Draw out every line with the word "drabantbyer" from the listing below.

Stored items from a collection
────────────────
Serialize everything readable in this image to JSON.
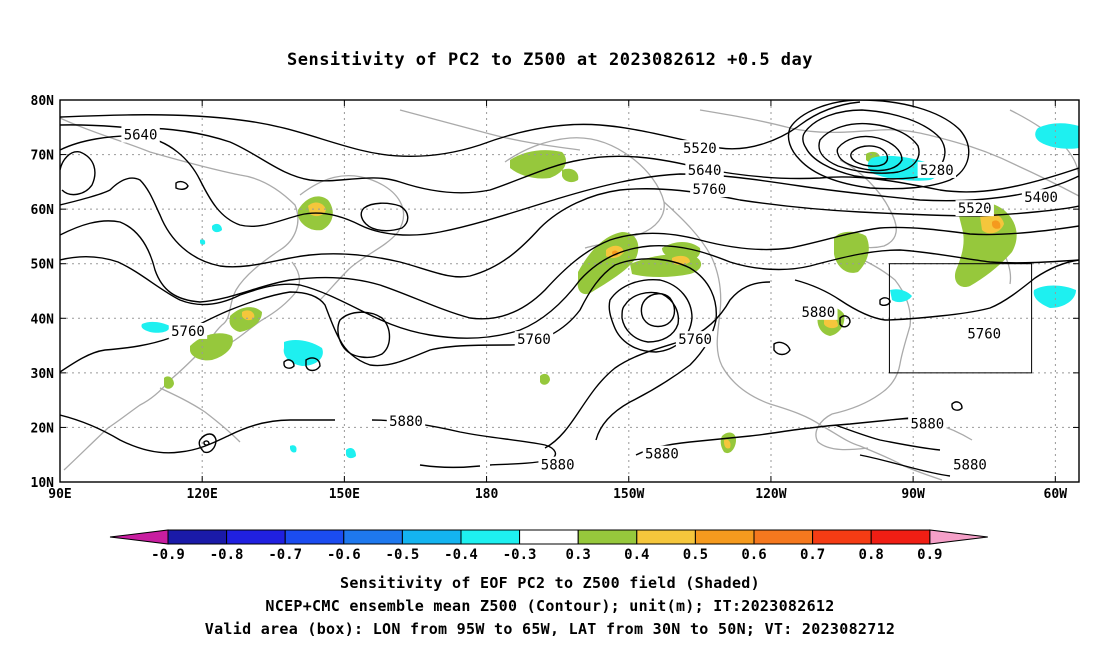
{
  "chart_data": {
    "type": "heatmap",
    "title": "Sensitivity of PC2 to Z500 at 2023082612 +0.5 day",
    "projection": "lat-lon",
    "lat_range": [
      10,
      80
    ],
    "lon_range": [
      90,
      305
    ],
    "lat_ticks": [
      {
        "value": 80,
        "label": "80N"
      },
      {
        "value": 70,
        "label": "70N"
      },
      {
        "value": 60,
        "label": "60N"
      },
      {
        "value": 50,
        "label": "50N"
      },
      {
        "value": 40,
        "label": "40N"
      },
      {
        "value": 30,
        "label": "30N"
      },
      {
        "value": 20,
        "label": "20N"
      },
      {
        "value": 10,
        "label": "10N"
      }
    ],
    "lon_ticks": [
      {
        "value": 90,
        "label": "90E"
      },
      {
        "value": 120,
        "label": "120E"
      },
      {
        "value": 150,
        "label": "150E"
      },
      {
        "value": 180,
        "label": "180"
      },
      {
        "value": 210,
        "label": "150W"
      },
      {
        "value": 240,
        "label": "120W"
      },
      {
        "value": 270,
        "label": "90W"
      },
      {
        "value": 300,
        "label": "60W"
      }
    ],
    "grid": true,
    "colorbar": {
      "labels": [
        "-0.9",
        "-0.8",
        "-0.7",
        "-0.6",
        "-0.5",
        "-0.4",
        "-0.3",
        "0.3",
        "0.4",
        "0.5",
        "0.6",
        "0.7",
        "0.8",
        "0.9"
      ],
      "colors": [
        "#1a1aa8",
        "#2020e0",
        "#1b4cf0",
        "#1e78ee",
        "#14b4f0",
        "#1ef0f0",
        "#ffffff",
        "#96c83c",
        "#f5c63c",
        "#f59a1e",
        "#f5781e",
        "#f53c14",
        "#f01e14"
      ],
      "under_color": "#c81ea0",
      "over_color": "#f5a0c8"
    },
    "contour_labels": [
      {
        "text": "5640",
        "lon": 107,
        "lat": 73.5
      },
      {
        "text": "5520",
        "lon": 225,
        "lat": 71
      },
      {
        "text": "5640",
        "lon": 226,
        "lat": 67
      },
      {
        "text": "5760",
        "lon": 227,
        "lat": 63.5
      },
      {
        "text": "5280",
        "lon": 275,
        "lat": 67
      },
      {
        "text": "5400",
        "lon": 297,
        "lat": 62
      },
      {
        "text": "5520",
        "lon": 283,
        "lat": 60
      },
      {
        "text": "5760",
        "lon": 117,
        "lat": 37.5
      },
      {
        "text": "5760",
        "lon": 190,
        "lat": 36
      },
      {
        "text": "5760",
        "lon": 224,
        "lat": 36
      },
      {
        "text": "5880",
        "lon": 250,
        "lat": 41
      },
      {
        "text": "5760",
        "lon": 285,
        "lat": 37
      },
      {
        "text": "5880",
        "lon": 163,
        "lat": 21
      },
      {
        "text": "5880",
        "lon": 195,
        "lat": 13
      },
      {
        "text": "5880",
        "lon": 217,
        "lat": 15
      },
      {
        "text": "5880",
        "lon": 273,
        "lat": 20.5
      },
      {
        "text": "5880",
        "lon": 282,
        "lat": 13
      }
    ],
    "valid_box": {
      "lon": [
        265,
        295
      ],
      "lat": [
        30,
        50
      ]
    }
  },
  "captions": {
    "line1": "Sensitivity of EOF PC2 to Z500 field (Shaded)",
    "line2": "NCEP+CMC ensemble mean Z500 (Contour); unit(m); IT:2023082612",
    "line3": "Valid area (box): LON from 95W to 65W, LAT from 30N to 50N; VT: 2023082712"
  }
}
────────────────
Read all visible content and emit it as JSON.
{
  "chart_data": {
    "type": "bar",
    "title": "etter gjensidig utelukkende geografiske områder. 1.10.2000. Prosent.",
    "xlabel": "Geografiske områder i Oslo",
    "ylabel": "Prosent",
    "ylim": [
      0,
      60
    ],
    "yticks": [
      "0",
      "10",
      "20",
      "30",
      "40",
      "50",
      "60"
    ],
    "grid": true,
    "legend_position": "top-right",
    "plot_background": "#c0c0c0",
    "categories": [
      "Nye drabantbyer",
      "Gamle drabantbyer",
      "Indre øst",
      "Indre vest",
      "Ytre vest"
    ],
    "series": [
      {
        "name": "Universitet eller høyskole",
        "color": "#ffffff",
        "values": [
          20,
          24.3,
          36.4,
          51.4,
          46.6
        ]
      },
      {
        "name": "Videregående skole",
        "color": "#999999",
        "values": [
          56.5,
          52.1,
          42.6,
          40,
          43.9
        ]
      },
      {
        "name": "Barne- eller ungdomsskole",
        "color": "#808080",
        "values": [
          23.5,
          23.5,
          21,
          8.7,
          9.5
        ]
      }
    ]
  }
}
────────────────
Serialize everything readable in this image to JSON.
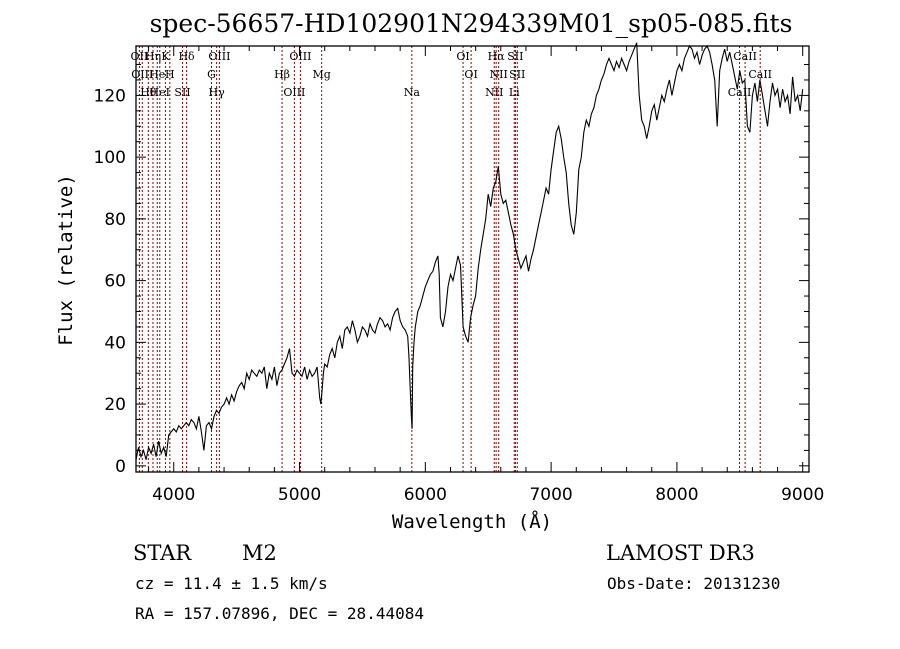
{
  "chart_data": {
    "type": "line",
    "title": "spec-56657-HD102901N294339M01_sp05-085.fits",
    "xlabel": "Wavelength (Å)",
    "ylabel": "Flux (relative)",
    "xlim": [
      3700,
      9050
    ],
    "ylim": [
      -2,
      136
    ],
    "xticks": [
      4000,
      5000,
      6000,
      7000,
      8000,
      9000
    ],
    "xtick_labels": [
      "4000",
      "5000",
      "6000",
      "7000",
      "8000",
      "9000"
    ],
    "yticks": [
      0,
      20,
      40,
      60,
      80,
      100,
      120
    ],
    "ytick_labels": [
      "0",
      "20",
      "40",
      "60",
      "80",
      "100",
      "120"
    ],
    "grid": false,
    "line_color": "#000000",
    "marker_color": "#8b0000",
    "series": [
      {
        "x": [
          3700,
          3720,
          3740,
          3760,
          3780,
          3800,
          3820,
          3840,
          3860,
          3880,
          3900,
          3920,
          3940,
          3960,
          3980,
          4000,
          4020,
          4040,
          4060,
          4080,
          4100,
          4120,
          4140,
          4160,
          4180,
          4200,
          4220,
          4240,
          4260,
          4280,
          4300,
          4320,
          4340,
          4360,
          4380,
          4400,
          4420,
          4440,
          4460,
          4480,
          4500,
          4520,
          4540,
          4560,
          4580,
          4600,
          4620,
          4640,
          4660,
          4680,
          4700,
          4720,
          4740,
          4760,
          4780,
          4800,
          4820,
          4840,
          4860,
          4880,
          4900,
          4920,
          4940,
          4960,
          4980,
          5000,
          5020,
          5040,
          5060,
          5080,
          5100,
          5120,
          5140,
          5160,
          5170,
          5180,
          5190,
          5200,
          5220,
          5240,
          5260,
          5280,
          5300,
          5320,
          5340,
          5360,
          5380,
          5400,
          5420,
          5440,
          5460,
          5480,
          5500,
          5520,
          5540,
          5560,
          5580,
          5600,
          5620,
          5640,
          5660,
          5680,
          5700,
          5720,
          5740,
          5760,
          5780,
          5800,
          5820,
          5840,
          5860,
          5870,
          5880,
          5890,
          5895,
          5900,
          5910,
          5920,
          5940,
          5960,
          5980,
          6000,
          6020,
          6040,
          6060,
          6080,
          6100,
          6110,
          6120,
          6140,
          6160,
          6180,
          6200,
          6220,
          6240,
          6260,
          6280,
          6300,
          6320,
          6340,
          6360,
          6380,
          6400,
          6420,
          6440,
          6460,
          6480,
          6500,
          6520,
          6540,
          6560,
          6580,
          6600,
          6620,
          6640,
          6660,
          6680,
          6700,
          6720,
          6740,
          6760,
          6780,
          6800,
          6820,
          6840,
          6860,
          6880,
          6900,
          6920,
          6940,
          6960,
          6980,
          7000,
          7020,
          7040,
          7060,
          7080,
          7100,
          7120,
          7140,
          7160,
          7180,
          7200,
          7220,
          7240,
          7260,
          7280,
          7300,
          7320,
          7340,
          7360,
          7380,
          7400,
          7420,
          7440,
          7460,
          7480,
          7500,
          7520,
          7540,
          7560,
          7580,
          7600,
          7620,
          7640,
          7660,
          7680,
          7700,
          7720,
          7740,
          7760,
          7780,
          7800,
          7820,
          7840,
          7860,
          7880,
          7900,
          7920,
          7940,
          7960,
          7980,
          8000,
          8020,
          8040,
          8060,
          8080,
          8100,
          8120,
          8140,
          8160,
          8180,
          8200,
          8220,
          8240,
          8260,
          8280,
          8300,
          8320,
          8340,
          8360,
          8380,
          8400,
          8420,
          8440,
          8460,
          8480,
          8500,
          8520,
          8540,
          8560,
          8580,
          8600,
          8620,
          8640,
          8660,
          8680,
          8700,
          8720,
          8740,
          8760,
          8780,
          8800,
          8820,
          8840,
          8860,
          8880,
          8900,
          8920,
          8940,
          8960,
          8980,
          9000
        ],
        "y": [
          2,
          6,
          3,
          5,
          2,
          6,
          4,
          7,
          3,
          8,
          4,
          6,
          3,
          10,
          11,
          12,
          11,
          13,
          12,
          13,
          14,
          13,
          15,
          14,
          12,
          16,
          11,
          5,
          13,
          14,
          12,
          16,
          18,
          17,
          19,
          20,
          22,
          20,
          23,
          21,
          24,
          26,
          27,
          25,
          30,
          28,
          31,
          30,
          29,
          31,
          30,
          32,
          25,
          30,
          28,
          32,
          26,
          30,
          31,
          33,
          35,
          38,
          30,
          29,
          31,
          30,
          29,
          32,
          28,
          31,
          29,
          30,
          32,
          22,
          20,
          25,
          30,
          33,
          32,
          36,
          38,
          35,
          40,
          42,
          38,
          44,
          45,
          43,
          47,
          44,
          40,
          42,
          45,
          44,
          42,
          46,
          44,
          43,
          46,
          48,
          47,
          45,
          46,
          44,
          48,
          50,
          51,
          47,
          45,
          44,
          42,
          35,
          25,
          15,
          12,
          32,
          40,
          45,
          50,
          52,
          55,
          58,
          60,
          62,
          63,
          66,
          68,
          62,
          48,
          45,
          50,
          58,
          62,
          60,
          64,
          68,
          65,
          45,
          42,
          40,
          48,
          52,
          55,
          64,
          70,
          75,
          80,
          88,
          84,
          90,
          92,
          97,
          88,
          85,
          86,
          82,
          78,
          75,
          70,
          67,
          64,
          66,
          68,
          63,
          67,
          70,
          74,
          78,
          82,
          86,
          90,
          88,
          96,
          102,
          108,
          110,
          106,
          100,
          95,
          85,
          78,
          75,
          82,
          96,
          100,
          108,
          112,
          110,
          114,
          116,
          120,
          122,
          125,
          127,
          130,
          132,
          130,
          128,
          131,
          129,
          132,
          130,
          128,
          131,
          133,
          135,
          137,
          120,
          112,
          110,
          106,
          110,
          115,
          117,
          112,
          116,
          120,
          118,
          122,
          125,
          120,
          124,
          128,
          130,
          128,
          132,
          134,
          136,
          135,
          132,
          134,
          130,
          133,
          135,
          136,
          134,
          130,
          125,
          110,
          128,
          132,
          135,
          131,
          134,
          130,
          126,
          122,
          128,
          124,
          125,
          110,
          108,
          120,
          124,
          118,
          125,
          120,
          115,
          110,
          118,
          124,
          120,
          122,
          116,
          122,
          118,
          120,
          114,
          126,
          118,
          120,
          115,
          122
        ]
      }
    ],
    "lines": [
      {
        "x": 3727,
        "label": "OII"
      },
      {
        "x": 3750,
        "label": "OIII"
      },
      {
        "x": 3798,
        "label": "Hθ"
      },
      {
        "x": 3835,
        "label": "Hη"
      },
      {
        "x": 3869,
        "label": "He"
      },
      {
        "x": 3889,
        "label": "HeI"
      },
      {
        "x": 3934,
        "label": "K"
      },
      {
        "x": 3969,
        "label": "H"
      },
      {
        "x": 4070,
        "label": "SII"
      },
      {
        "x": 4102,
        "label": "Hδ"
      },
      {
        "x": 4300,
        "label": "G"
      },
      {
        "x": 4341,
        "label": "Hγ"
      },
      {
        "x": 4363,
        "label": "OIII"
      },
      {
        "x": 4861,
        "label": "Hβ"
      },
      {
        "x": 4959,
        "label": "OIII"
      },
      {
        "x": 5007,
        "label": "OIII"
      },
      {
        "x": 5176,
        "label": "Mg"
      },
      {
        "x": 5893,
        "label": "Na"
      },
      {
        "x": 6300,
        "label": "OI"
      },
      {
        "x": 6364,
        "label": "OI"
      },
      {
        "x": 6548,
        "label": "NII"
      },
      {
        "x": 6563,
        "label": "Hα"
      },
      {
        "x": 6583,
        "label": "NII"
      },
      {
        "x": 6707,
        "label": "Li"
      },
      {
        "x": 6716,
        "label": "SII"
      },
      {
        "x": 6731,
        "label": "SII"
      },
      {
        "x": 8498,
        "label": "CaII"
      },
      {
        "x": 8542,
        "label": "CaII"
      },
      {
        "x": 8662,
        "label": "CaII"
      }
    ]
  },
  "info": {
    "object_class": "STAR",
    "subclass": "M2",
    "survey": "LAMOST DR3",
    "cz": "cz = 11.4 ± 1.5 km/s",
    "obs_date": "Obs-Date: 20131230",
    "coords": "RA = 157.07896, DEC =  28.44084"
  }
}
────────────────
• **TASK RESPONSE**:
      "Nye drabantbyer",
      "Gamle drabantbyer",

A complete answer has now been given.